• [WHAT TO PRODUCE]: Set the whole listing down again without deviation.
==================================================
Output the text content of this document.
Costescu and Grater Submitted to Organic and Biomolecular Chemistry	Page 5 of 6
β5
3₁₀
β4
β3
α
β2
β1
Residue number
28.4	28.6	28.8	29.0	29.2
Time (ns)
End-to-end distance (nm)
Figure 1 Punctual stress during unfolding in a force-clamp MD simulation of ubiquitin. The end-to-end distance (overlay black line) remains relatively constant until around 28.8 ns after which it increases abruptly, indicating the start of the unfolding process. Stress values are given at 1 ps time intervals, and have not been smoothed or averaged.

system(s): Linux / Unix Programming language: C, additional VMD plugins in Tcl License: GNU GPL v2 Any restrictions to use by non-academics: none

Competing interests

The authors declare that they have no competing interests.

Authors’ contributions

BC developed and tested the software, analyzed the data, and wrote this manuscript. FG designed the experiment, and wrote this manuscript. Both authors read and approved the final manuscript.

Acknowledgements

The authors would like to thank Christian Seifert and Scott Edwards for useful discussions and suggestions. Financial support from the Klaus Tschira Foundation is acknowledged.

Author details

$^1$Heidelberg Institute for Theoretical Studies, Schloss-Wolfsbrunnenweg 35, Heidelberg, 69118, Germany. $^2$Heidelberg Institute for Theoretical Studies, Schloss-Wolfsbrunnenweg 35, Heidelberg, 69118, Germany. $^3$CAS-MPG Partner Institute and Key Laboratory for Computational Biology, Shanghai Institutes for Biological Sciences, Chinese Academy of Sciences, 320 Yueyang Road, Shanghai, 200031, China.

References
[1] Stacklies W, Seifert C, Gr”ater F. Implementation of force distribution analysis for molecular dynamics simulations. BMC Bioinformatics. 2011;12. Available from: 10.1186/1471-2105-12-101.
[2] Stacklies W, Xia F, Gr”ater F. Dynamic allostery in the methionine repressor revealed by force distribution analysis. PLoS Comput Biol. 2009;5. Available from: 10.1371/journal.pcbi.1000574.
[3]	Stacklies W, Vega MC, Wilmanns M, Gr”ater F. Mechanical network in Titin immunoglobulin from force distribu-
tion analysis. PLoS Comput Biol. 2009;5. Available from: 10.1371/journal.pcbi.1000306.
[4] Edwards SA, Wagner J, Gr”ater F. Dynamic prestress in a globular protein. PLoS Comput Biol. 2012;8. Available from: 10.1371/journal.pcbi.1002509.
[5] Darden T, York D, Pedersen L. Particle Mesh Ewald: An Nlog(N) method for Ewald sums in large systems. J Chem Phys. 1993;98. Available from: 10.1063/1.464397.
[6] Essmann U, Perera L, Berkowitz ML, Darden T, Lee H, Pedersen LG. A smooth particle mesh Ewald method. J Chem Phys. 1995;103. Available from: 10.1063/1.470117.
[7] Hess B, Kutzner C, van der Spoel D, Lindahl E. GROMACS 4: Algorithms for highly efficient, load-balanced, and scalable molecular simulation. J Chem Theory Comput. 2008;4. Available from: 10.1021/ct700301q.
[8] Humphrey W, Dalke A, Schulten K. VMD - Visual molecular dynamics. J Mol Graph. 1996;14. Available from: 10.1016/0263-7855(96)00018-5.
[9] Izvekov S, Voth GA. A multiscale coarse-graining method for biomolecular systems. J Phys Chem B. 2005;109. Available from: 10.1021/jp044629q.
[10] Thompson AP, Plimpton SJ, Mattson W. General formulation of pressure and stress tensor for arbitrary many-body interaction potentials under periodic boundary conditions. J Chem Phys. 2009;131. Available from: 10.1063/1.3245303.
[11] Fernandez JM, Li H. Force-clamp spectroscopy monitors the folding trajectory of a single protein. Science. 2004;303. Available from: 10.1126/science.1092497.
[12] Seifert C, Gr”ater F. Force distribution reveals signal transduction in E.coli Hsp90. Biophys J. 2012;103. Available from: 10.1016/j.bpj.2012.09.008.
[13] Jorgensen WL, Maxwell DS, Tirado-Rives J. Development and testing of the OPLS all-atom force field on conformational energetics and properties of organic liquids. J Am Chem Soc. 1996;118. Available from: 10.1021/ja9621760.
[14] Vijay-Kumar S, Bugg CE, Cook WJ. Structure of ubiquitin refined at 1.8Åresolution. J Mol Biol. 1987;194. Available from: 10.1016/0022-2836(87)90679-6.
==================================================
• [RESPONSE]:
Output the text content of this document.
Costescu and Grater Submitted to Organic and Biomolecular Chemistry	Page 5 of 6
β5
3₁₀
β4
β3
α
β2
β1
Residue number
28.4	28.6	28.8	29.0	29.2
Time (ns)
End-to-end distance (nm)
Figure 1 Punctual stress during unfolding in a force-clamp MD simulation of ubiquitin. The end-to-end distance (overlay black line) remains relatively constant until around 28.8 ns after which it increases abruptly, indicating the start of the unfolding process. Stress values are given at 1 ps time intervals, and have not been smoothed or averaged.

system(s): Linux / Unix Programming language: C, additional VMD plugins in Tcl License: GNU GPL v2 Any restrictions to use by non-academics: none

Competing interests

The authors declare that they have no competing interests.

Authors’ contributions

BC developed and tested the software, analyzed the data, and wrote this manuscript. FG designed the experiment, and wrote this manuscript. Both authors read and approved the final manuscript.

Acknowledgements

The authors would like to thank Christian Seifert and Scott Edwards for useful discussions and suggestions. Financial support from the Klaus Tschira Foundation is acknowledged.

Author details

$^1$Heidelberg Institute for Theoretical Studies, Schloss-Wolfsbrunnenweg 35, Heidelberg, 69118, Germany. $^2$Heidelberg Institute for Theoretical Studies, Schloss-Wolfsbrunnenweg 35, Heidelberg, 69118, Germany. $^3$CAS-MPG Partner Institute and Key Laboratory for Computational Biology, Shanghai Institutes for Biological Sciences, Chinese Academy of Sciences, 320 Yueyang Road, Shanghai, 200031, China.

References
[1] Stacklies W, Seifert C, Gr”ater F. Implementation of force distribution analysis for molecular dynamics simulations. BMC Bioinformatics. 2011;12. Available from: 10.1186/1471-2105-12-101.
[2] Stacklies W, Xia F, Gr”ater F. Dynamic allostery in the methionine repressor revealed by force distribution analysis. PLoS Comput Biol. 2009;5. Available from: 10.1371/journal.pcbi.1000574.
[3]	Stacklies W, Vega MC, Wilmanns M, Gr”ater F. Mechanical network in Titin immunoglobulin from force distribu-
tion analysis. PLoS Comput Biol. 2009;5. Available from: 10.1371/journal.pcbi.1000306.
[4] Edwards SA, Wagner J, Gr”ater F. Dynamic prestress in a globular protein. PLoS Comput Biol. 2012;8. Available from: 10.1371/journal.pcbi.1002509.
[5] Darden T, York D, Pedersen L. Particle Mesh Ewald: An Nlog(N) method for Ewald sums in large systems. J Chem Phys. 1993;98. Available from: 10.1063/1.464397.
[6] Essmann U, Perera L, Berkowitz ML, Darden T, Lee H, Pedersen LG. A smooth particle mesh Ewald method. J Chem Phys. 1995;103. Available from: 10.1063/1.470117.
[7] Hess B, Kutzner C, van der Spoel D, Lindahl E. GROMACS 4: Algorithms for highly efficient, load-balanced, and scalable molecular simulation. J Chem Theory Comput. 2008;4. Available from: 10.1021/ct700301q.
[8] Humphrey W, Dalke A, Schulten K. VMD - Visual molecular dynamics. J Mol Graph. 1996;14. Available from: 10.1016/0263-7855(96)00018-5.
[9] Izvekov S, Voth GA. A multiscale coarse-graining method for biomolecular systems. J Phys Chem B. 2005;109. Available from: 10.1021/jp044629q.
[10] Thompson AP, Plimpton SJ, Mattson W. General formulation of pressure and stress tensor for arbitrary many-body interaction potentials under periodic boundary conditions. J Chem Phys. 2009;131. Available from: 10.1063/1.3245303.
[11] Fernandez JM, Li H. Force-clamp spectroscopy monitors the folding trajectory of a single protein. Science. 2004;303. Available from: 10.1126/science.1092497.
[12] Seifert C, Gr”ater F. Force distribution reveals signal transduction in E.coli Hsp90. Biophys J. 2012;103. Available from: 10.1016/j.bpj.2012.09.008.
[13] Jorgensen WL, Maxwell DS, Tirado-Rives J. Development and testing of the OPLS all-atom force field on conformational energetics and properties of organic liquids. J Am Chem Soc. 1996;118. Available from: 10.1021/ja9621760.
[14] Vijay-Kumar S, Bugg CE, Cook WJ. Structure of ubiquitin refined at 1.8Åresolution. J Mol Biol. 1987;194. Available from: 10.1016/0022-2836(87)90679-6.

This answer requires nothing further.